Instruction:
Copy all lines below exactly as written. Leave pictures out.

Records to process:

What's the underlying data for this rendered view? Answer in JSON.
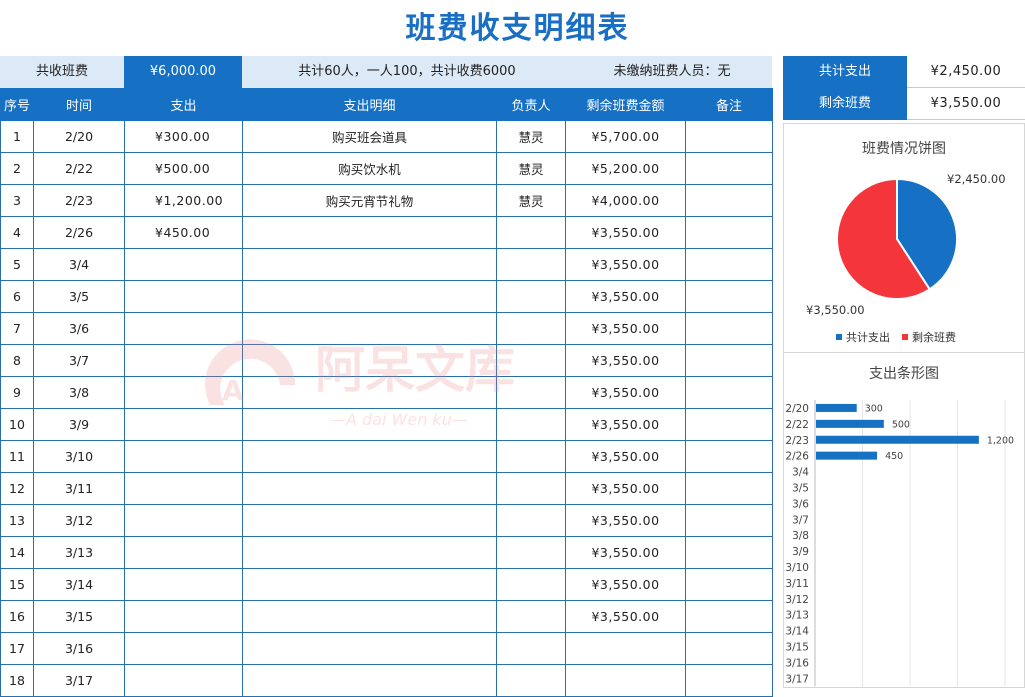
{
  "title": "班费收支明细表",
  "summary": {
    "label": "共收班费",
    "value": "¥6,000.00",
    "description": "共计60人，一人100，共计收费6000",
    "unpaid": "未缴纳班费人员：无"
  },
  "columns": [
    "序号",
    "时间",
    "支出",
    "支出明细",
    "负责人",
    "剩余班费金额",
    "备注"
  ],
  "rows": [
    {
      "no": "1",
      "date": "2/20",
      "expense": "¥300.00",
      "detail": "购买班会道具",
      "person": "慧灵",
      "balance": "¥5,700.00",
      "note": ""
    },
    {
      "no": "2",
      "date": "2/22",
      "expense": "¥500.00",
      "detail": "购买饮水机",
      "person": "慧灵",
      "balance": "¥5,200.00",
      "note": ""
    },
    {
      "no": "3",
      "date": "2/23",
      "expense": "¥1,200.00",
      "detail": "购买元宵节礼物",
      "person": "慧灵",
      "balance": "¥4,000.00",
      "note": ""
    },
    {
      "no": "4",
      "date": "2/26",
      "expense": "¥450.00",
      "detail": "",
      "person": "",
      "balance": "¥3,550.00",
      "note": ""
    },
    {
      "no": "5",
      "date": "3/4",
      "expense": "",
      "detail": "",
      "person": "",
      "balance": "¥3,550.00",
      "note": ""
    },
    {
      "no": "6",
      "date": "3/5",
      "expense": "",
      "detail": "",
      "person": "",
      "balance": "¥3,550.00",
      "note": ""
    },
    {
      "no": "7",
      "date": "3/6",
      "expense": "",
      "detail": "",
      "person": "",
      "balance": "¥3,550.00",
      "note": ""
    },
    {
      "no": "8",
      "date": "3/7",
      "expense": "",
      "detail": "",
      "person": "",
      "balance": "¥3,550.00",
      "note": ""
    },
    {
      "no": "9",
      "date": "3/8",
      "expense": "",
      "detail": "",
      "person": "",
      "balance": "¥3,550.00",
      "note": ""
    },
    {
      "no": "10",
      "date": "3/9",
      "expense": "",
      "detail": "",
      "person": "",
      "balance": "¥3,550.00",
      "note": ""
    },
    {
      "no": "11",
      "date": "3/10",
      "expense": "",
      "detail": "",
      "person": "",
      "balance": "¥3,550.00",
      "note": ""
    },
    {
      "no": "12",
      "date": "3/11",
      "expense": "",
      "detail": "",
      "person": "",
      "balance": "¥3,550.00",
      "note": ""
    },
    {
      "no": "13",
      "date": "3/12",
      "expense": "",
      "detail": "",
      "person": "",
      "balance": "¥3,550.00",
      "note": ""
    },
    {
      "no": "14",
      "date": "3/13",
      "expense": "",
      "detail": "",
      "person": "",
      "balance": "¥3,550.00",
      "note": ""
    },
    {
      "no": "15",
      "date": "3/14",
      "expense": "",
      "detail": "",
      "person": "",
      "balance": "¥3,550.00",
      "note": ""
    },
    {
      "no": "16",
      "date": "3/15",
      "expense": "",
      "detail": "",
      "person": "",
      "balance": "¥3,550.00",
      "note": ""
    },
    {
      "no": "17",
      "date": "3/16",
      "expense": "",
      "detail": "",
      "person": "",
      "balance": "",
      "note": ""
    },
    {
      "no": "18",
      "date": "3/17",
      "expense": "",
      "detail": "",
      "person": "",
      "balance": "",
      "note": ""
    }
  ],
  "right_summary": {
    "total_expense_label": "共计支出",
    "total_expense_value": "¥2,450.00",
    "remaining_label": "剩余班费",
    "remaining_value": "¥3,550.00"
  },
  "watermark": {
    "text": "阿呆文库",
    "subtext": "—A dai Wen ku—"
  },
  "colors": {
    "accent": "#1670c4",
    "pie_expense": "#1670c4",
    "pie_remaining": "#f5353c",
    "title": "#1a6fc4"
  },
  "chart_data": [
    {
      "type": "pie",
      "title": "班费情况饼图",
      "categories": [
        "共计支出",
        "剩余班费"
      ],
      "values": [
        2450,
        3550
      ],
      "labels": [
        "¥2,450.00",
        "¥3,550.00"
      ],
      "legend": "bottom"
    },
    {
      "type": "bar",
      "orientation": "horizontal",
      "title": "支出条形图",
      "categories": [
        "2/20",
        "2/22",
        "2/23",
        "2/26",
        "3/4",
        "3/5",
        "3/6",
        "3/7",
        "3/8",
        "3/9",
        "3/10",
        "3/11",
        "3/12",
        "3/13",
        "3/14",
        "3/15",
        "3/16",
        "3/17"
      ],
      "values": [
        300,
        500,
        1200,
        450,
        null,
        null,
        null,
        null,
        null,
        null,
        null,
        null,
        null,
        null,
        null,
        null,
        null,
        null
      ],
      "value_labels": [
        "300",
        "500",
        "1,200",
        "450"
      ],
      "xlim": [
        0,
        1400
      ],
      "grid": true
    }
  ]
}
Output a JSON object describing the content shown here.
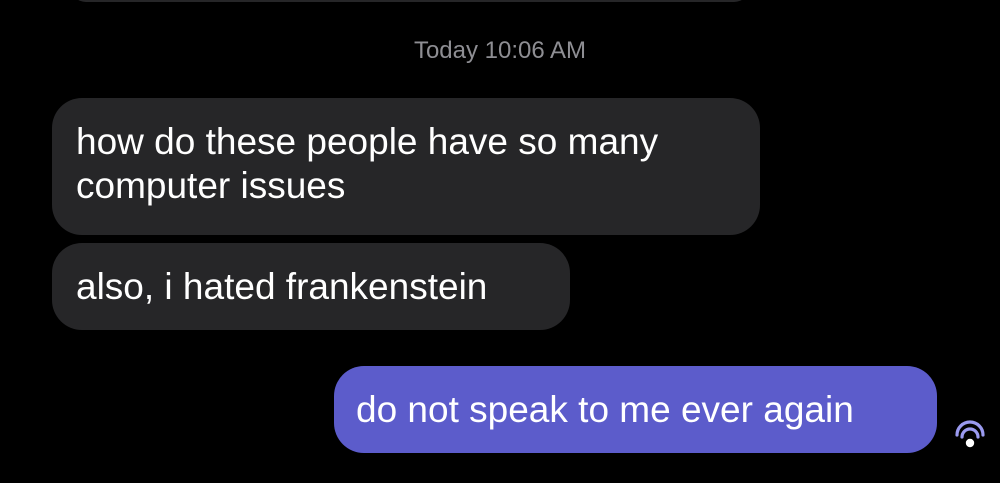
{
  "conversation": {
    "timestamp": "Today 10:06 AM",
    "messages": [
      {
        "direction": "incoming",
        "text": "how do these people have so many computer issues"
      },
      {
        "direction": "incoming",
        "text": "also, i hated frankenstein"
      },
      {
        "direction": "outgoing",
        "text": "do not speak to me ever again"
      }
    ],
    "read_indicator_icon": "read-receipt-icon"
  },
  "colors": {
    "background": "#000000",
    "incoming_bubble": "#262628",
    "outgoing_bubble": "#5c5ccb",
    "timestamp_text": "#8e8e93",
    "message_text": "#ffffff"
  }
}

Solution to this task:
What's the underlying data for this rendered view? Answer in JSON.
{
  "title": "班费收支明细表",
  "summary": {
    "label": "共收班费",
    "value": "¥6,000.00",
    "description": "共计60人，一人100，共计收费6000",
    "unpaid": "未缴纳班费人员：无"
  },
  "columns": [
    "序号",
    "时间",
    "支出",
    "支出明细",
    "负责人",
    "剩余班费金额",
    "备注"
  ],
  "rows": [
    {
      "no": "1",
      "date": "2/20",
      "expense": "¥300.00",
      "detail": "购买班会道具",
      "person": "慧灵",
      "balance": "¥5,700.00",
      "note": ""
    },
    {
      "no": "2",
      "date": "2/22",
      "expense": "¥500.00",
      "detail": "购买饮水机",
      "person": "慧灵",
      "balance": "¥5,200.00",
      "note": ""
    },
    {
      "no": "3",
      "date": "2/23",
      "expense": "¥1,200.00",
      "detail": "购买元宵节礼物",
      "person": "慧灵",
      "balance": "¥4,000.00",
      "note": ""
    },
    {
      "no": "4",
      "date": "2/26",
      "expense": "¥450.00",
      "detail": "",
      "person": "",
      "balance": "¥3,550.00",
      "note": ""
    },
    {
      "no": "5",
      "date": "3/4",
      "expense": "",
      "detail": "",
      "person": "",
      "balance": "¥3,550.00",
      "note": ""
    },
    {
      "no": "6",
      "date": "3/5",
      "expense": "",
      "detail": "",
      "person": "",
      "balance": "¥3,550.00",
      "note": ""
    },
    {
      "no": "7",
      "date": "3/6",
      "expense": "",
      "detail": "",
      "person": "",
      "balance": "¥3,550.00",
      "note": ""
    },
    {
      "no": "8",
      "date": "3/7",
      "expense": "",
      "detail": "",
      "person": "",
      "balance": "¥3,550.00",
      "note": ""
    },
    {
      "no": "9",
      "date": "3/8",
      "expense": "",
      "detail": "",
      "person": "",
      "balance": "¥3,550.00",
      "note": ""
    },
    {
      "no": "10",
      "date": "3/9",
      "expense": "",
      "detail": "",
      "person": "",
      "balance": "¥3,550.00",
      "note": ""
    },
    {
      "no": "11",
      "date": "3/10",
      "expense": "",
      "detail": "",
      "person": "",
      "balance": "¥3,550.00",
      "note": ""
    },
    {
      "no": "12",
      "date": "3/11",
      "expense": "",
      "detail": "",
      "person": "",
      "balance": "¥3,550.00",
      "note": ""
    },
    {
      "no": "13",
      "date": "3/12",
      "expense": "",
      "detail": "",
      "person": "",
      "balance": "¥3,550.00",
      "note": ""
    },
    {
      "no": "14",
      "date": "3/13",
      "expense": "",
      "detail": "",
      "person": "",
      "balance": "¥3,550.00",
      "note": ""
    },
    {
      "no": "15",
      "date": "3/14",
      "expense": "",
      "detail": "",
      "person": "",
      "balance": "¥3,550.00",
      "note": ""
    },
    {
      "no": "16",
      "date": "3/15",
      "expense": "",
      "detail": "",
      "person": "",
      "balance": "¥3,550.00",
      "note": ""
    },
    {
      "no": "17",
      "date": "3/16",
      "expense": "",
      "detail": "",
      "person": "",
      "balance": "",
      "note": ""
    },
    {
      "no": "18",
      "date": "3/17",
      "expense": "",
      "detail": "",
      "person": "",
      "balance": "",
      "note": ""
    }
  ],
  "right_summary": {
    "total_expense_label": "共计支出",
    "total_expense_value": "¥2,450.00",
    "remaining_label": "剩余班费",
    "remaining_value": "¥3,550.00"
  },
  "watermark": {
    "text": "阿呆文库",
    "subtext": "—A dai Wen ku—"
  },
  "colors": {
    "accent": "#1670c4",
    "pie_expense": "#1670c4",
    "pie_remaining": "#f5353c",
    "title": "#1a6fc4"
  },
  "chart_data": [
    {
      "type": "pie",
      "title": "班费情况饼图",
      "categories": [
        "共计支出",
        "剩余班费"
      ],
      "values": [
        2450,
        3550
      ],
      "labels": [
        "¥2,450.00",
        "¥3,550.00"
      ],
      "legend": "bottom"
    },
    {
      "type": "bar",
      "orientation": "horizontal",
      "title": "支出条形图",
      "categories": [
        "2/20",
        "2/22",
        "2/23",
        "2/26",
        "3/4",
        "3/5",
        "3/6",
        "3/7",
        "3/8",
        "3/9",
        "3/10",
        "3/11",
        "3/12",
        "3/13",
        "3/14",
        "3/15",
        "3/16",
        "3/17"
      ],
      "values": [
        300,
        500,
        1200,
        450,
        null,
        null,
        null,
        null,
        null,
        null,
        null,
        null,
        null,
        null,
        null,
        null,
        null,
        null
      ],
      "value_labels": [
        "300",
        "500",
        "1,200",
        "450"
      ],
      "xlim": [
        0,
        1400
      ],
      "grid": true
    }
  ]
}
Output a JSON object describing the content shown here.
{
  "conversation": {
    "timestamp": "Today 10:06 AM",
    "messages": [
      {
        "direction": "incoming",
        "text": "how do these people have so many computer issues"
      },
      {
        "direction": "incoming",
        "text": "also, i hated frankenstein"
      },
      {
        "direction": "outgoing",
        "text": "do not speak to me ever again"
      }
    ],
    "read_indicator_icon": "read-receipt-icon"
  },
  "colors": {
    "background": "#000000",
    "incoming_bubble": "#262628",
    "outgoing_bubble": "#5c5ccb",
    "timestamp_text": "#8e8e93",
    "message_text": "#ffffff"
  }
}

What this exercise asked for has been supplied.